** start RECORDS FOR THIS EXERCISE **
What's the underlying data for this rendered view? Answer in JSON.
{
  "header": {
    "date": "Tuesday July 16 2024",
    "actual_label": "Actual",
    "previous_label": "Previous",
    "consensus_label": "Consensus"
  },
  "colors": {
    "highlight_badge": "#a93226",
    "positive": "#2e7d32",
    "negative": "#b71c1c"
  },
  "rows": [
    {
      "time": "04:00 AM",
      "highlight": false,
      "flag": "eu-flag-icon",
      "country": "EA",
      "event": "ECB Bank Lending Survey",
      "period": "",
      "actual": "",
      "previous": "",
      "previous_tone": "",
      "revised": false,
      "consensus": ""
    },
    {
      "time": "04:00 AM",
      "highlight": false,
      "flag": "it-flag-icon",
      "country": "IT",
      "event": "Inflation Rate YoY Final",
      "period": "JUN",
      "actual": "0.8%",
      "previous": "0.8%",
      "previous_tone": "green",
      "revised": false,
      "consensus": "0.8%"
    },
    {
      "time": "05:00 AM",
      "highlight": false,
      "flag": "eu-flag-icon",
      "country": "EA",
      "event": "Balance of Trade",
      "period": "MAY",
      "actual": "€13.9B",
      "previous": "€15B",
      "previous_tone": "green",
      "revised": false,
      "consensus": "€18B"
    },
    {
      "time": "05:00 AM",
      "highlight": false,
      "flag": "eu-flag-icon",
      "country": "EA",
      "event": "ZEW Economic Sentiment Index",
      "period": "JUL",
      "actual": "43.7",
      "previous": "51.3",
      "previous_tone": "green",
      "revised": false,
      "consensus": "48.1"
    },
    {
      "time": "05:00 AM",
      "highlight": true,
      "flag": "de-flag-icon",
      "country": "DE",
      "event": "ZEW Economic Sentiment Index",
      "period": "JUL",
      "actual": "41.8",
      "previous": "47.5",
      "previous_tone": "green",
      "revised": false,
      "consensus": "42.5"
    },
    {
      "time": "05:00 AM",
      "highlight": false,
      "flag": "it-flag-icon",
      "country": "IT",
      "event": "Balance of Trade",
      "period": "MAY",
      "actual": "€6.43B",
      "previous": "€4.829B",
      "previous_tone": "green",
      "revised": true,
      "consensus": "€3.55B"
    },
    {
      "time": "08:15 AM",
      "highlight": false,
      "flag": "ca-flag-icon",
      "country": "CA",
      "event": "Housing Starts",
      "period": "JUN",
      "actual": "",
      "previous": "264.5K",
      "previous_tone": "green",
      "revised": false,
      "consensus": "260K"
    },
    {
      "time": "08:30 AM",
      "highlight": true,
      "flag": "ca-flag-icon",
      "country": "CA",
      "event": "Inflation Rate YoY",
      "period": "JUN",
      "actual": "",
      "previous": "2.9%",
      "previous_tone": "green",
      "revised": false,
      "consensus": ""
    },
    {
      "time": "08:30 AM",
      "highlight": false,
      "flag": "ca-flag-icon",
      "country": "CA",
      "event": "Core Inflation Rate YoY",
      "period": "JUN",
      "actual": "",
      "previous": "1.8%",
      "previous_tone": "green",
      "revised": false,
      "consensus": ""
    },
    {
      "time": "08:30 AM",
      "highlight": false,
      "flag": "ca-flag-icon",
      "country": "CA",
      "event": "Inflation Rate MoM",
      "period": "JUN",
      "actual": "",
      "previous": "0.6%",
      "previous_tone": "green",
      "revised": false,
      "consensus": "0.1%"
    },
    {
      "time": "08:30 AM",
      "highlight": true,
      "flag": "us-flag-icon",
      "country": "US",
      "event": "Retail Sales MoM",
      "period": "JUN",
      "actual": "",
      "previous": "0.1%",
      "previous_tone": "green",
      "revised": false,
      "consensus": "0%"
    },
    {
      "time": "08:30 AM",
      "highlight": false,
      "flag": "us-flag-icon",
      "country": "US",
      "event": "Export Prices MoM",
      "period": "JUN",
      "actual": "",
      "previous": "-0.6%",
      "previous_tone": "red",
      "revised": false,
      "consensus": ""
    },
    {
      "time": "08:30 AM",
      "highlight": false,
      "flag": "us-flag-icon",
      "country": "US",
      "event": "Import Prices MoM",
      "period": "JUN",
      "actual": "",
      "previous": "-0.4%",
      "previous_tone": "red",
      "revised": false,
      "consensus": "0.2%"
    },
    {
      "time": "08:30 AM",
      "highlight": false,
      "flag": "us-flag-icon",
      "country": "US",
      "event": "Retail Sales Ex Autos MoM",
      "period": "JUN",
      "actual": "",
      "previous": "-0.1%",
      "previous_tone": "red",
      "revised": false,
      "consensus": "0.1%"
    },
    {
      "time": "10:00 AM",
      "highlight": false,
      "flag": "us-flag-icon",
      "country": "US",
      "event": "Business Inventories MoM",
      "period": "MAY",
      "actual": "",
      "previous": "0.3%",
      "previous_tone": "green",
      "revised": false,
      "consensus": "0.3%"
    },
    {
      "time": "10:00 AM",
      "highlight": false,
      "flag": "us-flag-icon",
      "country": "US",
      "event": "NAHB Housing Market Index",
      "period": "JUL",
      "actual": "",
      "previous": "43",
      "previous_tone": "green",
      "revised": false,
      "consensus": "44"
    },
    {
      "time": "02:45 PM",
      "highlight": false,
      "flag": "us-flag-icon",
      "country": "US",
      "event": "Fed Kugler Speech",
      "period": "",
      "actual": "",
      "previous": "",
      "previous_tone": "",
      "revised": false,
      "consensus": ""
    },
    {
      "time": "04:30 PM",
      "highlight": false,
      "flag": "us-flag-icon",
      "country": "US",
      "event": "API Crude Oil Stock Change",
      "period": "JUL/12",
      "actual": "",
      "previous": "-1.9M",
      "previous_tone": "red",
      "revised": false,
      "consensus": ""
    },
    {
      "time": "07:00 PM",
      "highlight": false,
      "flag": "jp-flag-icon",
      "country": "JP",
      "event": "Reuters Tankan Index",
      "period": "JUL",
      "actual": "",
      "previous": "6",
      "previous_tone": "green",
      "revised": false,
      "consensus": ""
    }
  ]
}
** end RECORDS FOR THIS EXERCISE **
(WHAT IS BEING ASKED)
Make an exact copy of every line in the data.

(OUTPUT OF THE TASK)
What's the underlying data for this rendered view? Answer in JSON.
{
  "header": {
    "date": "Tuesday July 16 2024",
    "actual_label": "Actual",
    "previous_label": "Previous",
    "consensus_label": "Consensus"
  },
  "colors": {
    "highlight_badge": "#a93226",
    "positive": "#2e7d32",
    "negative": "#b71c1c"
  },
  "rows": [
    {
      "time": "04:00 AM",
      "highlight": false,
      "flag": "eu-flag-icon",
      "country": "EA",
      "event": "ECB Bank Lending Survey",
      "period": "",
      "actual": "",
      "previous": "",
      "previous_tone": "",
      "revised": false,
      "consensus": ""
    },
    {
      "time": "04:00 AM",
      "highlight": false,
      "flag": "it-flag-icon",
      "country": "IT",
      "event": "Inflation Rate YoY Final",
      "period": "JUN",
      "actual": "0.8%",
      "previous": "0.8%",
      "previous_tone": "green",
      "revised": false,
      "consensus": "0.8%"
    },
    {
      "time": "05:00 AM",
      "highlight": false,
      "flag": "eu-flag-icon",
      "country": "EA",
      "event": "Balance of Trade",
      "period": "MAY",
      "actual": "€13.9B",
      "previous": "€15B",
      "previous_tone": "green",
      "revised": false,
      "consensus": "€18B"
    },
    {
      "time": "05:00 AM",
      "highlight": false,
      "flag": "eu-flag-icon",
      "country": "EA",
      "event": "ZEW Economic Sentiment Index",
      "period": "JUL",
      "actual": "43.7",
      "previous": "51.3",
      "previous_tone": "green",
      "revised": false,
      "consensus": "48.1"
    },
    {
      "time": "05:00 AM",
      "highlight": true,
      "flag": "de-flag-icon",
      "country": "DE",
      "event": "ZEW Economic Sentiment Index",
      "period": "JUL",
      "actual": "41.8",
      "previous": "47.5",
      "previous_tone": "green",
      "revised": false,
      "consensus": "42.5"
    },
    {
      "time": "05:00 AM",
      "highlight": false,
      "flag": "it-flag-icon",
      "country": "IT",
      "event": "Balance of Trade",
      "period": "MAY",
      "actual": "€6.43B",
      "previous": "€4.829B",
      "previous_tone": "green",
      "revised": true,
      "consensus": "€3.55B"
    },
    {
      "time": "08:15 AM",
      "highlight": false,
      "flag": "ca-flag-icon",
      "country": "CA",
      "event": "Housing Starts",
      "period": "JUN",
      "actual": "",
      "previous": "264.5K",
      "previous_tone": "green",
      "revised": false,
      "consensus": "260K"
    },
    {
      "time": "08:30 AM",
      "highlight": true,
      "flag": "ca-flag-icon",
      "country": "CA",
      "event": "Inflation Rate YoY",
      "period": "JUN",
      "actual": "",
      "previous": "2.9%",
      "previous_tone": "green",
      "revised": false,
      "consensus": ""
    },
    {
      "time": "08:30 AM",
      "highlight": false,
      "flag": "ca-flag-icon",
      "country": "CA",
      "event": "Core Inflation Rate YoY",
      "period": "JUN",
      "actual": "",
      "previous": "1.8%",
      "previous_tone": "green",
      "revised": false,
      "consensus": ""
    },
    {
      "time": "08:30 AM",
      "highlight": false,
      "flag": "ca-flag-icon",
      "country": "CA",
      "event": "Inflation Rate MoM",
      "period": "JUN",
      "actual": "",
      "previous": "0.6%",
      "previous_tone": "green",
      "revised": false,
      "consensus": "0.1%"
    },
    {
      "time": "08:30 AM",
      "highlight": true,
      "flag": "us-flag-icon",
      "country": "US",
      "event": "Retail Sales MoM",
      "period": "JUN",
      "actual": "",
      "previous": "0.1%",
      "previous_tone": "green",
      "revised": false,
      "consensus": "0%"
    },
    {
      "time": "08:30 AM",
      "highlight": false,
      "flag": "us-flag-icon",
      "country": "US",
      "event": "Export Prices MoM",
      "period": "JUN",
      "actual": "",
      "previous": "-0.6%",
      "previous_tone": "red",
      "revised": false,
      "consensus": ""
    },
    {
      "time": "08:30 AM",
      "highlight": false,
      "flag": "us-flag-icon",
      "country": "US",
      "event": "Import Prices MoM",
      "period": "JUN",
      "actual": "",
      "previous": "-0.4%",
      "previous_tone": "red",
      "revised": false,
      "consensus": "0.2%"
    },
    {
      "time": "08:30 AM",
      "highlight": false,
      "flag": "us-flag-icon",
      "country": "US",
      "event": "Retail Sales Ex Autos MoM",
      "period": "JUN",
      "actual": "",
      "previous": "-0.1%",
      "previous_tone": "red",
      "revised": false,
      "consensus": "0.1%"
    },
    {
      "time": "10:00 AM",
      "highlight": false,
      "flag": "us-flag-icon",
      "country": "US",
      "event": "Business Inventories MoM",
      "period": "MAY",
      "actual": "",
      "previous": "0.3%",
      "previous_tone": "green",
      "revised": false,
      "consensus": "0.3%"
    },
    {
      "time": "10:00 AM",
      "highlight": false,
      "flag": "us-flag-icon",
      "country": "US",
      "event": "NAHB Housing Market Index",
      "period": "JUL",
      "actual": "",
      "previous": "43",
      "previous_tone": "green",
      "revised": false,
      "consensus": "44"
    },
    {
      "time": "02:45 PM",
      "highlight": false,
      "flag": "us-flag-icon",
      "country": "US",
      "event": "Fed Kugler Speech",
      "period": "",
      "actual": "",
      "previous": "",
      "previous_tone": "",
      "revised": false,
      "consensus": ""
    },
    {
      "time": "04:30 PM",
      "highlight": false,
      "flag": "us-flag-icon",
      "country": "US",
      "event": "API Crude Oil Stock Change",
      "period": "JUL/12",
      "actual": "",
      "previous": "-1.9M",
      "previous_tone": "red",
      "revised": false,
      "consensus": ""
    },
    {
      "time": "07:00 PM",
      "highlight": false,
      "flag": "jp-flag-icon",
      "country": "JP",
      "event": "Reuters Tankan Index",
      "period": "JUL",
      "actual": "",
      "previous": "6",
      "previous_tone": "green",
      "revised": false,
      "consensus": ""
    }
  ]
}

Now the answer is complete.